Copy out the listing that follows exactly, dropping every picture.

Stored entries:
##########

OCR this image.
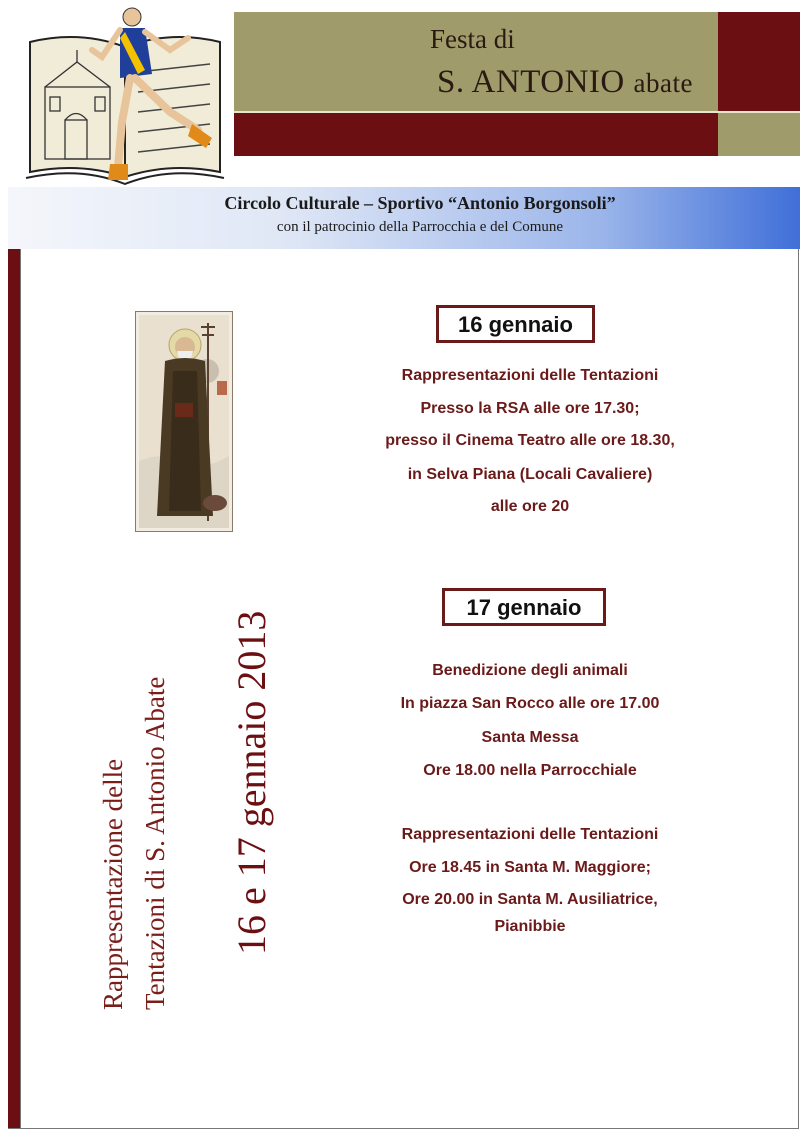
Festa di
S. ANTONIO abate
Circolo Culturale – Sportivo “Antonio Borgonsoli”
con il patrocinio della Parrocchia e del Comune
Rappresentazione delle Tentazioni di S. Antonio Abate 16 e 17 gennaio 2013
16 gennaio
Rappresentazioni delle Tentazioni
Presso la RSA alle ore 17.30;
presso il Cinema Teatro alle ore 18.30,
in Selva Piana (Locali Cavaliere)
alle ore 20
17 gennaio
Benedizione degli animali
In piazza San Rocco alle ore 17.00
Santa Messa
Ore 18.00 nella Parrocchiale
Rappresentazioni delle Tentazioni
Ore 18.45 in Santa M. Maggiore;
Ore 20.00 in Santa M. Ausiliatrice,
Pianibbie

##########

Problem solution:
OCR this image.
Festa di
S. ANTONIO abate
Circolo Culturale – Sportivo “Antonio Borgonsoli”
con il patrocinio della Parrocchia e del Comune
Rappresentazione delle Tentazioni di S. Antonio Abate 16 e 17 gennaio 2013
16 gennaio
Rappresentazioni delle Tentazioni
Presso la RSA alle ore 17.30;
presso il Cinema Teatro alle ore 18.30,
in Selva Piana (Locali Cavaliere)
alle ore 20
17 gennaio
Benedizione degli animali
In piazza San Rocco alle ore 17.00
Santa Messa
Ore 18.00 nella Parrocchiale
Rappresentazioni delle Tentazioni
Ore 18.45 in Santa M. Maggiore;
Ore 20.00 in Santa M. Ausiliatrice,
Pianibbie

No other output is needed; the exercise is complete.